_Data entries_
⁂

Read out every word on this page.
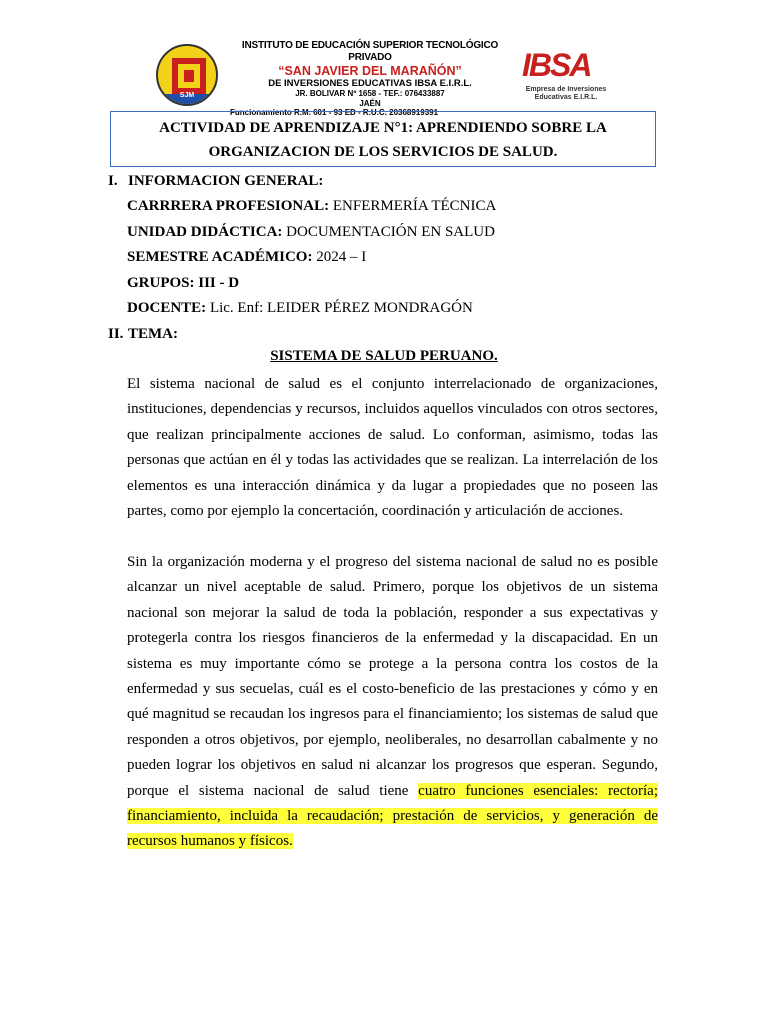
SJM
INSTITUTO DE EDUCACIÓN SUPERIOR TECNOLÓGICO PRIVADO
“SAN JAVIER DEL MARAÑÓN”
DE INVERSIONES EDUCATIVAS IBSA E.I.R.L.
JR. BOLIVAR Nº 1658 - TEF.: 076433887
JAÉN
Funcionamiento R.M. 601 - 93 ED - R.U.C. 20368919391
IBSA
Empresa de Inversiones Educativas E.I.R.L.
ACTIVIDAD DE APRENDIZAJE N°1: APRENDIENDO SOBRE LA
ORGANIZACION DE LOS SERVICIOS DE SALUD.
I. INFORMACION GENERAL:
CARRRERA PROFESIONAL: ENFERMERÍA TÉCNICA
UNIDAD DIDÁCTICA: DOCUMENTACIÓN EN SALUD
SEMESTRE ACADÉMICO: 2024 – I
GRUPOS: III - D
DOCENTE: Lic. Enf: LEIDER PÉREZ MONDRAGÓN
II. TEMA:
SISTEMA DE SALUD PERUANO.

El sistema nacional de salud es el conjunto interrelacionado de organizaciones, instituciones, dependencias y recursos, incluidos aquellos vinculados con otros sectores, que realizan principalmente acciones de salud. Lo conforman, asimismo, todas las personas que actúan en él y todas las actividades que se realizan. La interrelación de los elementos es una interacción dinámica y da lugar a propiedades que no poseen las partes, como por ejemplo la concertación, coordinación y articulación de acciones.

Sin la organización moderna y el progreso del sistema nacional de salud no es posible alcanzar un nivel aceptable de salud. Primero, porque los objetivos de un sistema nacional son mejorar la salud de toda la población, responder a sus expectativas y protegerla contra los riesgos financieros de la enfermedad y la discapacidad. En un sistema es muy importante cómo se protege a la persona contra los costos de la enfermedad y sus secuelas, cuál es el costo-beneficio de las prestaciones y cómo y en qué magnitud se recaudan los ingresos para el financiamiento; los sistemas de salud que responden a otros objetivos, por ejemplo, neoliberales, no desarrollan cabalmente y no pueden lograr los objetivos en salud ni alcanzar los progresos que esperan. Segundo, porque el sistema nacional de salud tiene cuatro funciones esenciales: rectoría; financiamiento, incluida la recaudación; prestación de servicios, y generación de recursos humanos y físicos.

⁂

Every record must be copied exactly, with images dropped from the result.

Read out every word on this page.
SJM
INSTITUTO DE EDUCACIÓN SUPERIOR TECNOLÓGICO PRIVADO
“SAN JAVIER DEL MARAÑÓN”
DE INVERSIONES EDUCATIVAS IBSA E.I.R.L.
JR. BOLIVAR Nº 1658 - TEF.: 076433887
JAÉN
Funcionamiento R.M. 601 - 93 ED - R.U.C. 20368919391
IBSA
Empresa de Inversiones Educativas E.I.R.L.
ACTIVIDAD DE APRENDIZAJE N°1: APRENDIENDO SOBRE LA
ORGANIZACION DE LOS SERVICIOS DE SALUD.
I. INFORMACION GENERAL:
CARRRERA PROFESIONAL: ENFERMERÍA TÉCNICA
UNIDAD DIDÁCTICA: DOCUMENTACIÓN EN SALUD
SEMESTRE ACADÉMICO: 2024 – I
GRUPOS: III - D
DOCENTE: Lic. Enf: LEIDER PÉREZ MONDRAGÓN
II. TEMA:
SISTEMA DE SALUD PERUANO.

El sistema nacional de salud es el conjunto interrelacionado de organizaciones, instituciones, dependencias y recursos, incluidos aquellos vinculados con otros sectores, que realizan principalmente acciones de salud. Lo conforman, asimismo, todas las personas que actúan en él y todas las actividades que se realizan. La interrelación de los elementos es una interacción dinámica y da lugar a propiedades que no poseen las partes, como por ejemplo la concertación, coordinación y articulación de acciones.

Sin la organización moderna y el progreso del sistema nacional de salud no es posible alcanzar un nivel aceptable de salud. Primero, porque los objetivos de un sistema nacional son mejorar la salud de toda la población, responder a sus expectativas y protegerla contra los riesgos financieros de la enfermedad y la discapacidad. En un sistema es muy importante cómo se protege a la persona contra los costos de la enfermedad y sus secuelas, cuál es el costo-beneficio de las prestaciones y cómo y en qué magnitud se recaudan los ingresos para el financiamiento; los sistemas de salud que responden a otros objetivos, por ejemplo, neoliberales, no desarrollan cabalmente y no pueden lograr los objetivos en salud ni alcanzar los progresos que esperan. Segundo, porque el sistema nacional de salud tiene cuatro funciones esenciales: rectoría; financiamiento, incluida la recaudación; prestación de servicios, y generación de recursos humanos y físicos.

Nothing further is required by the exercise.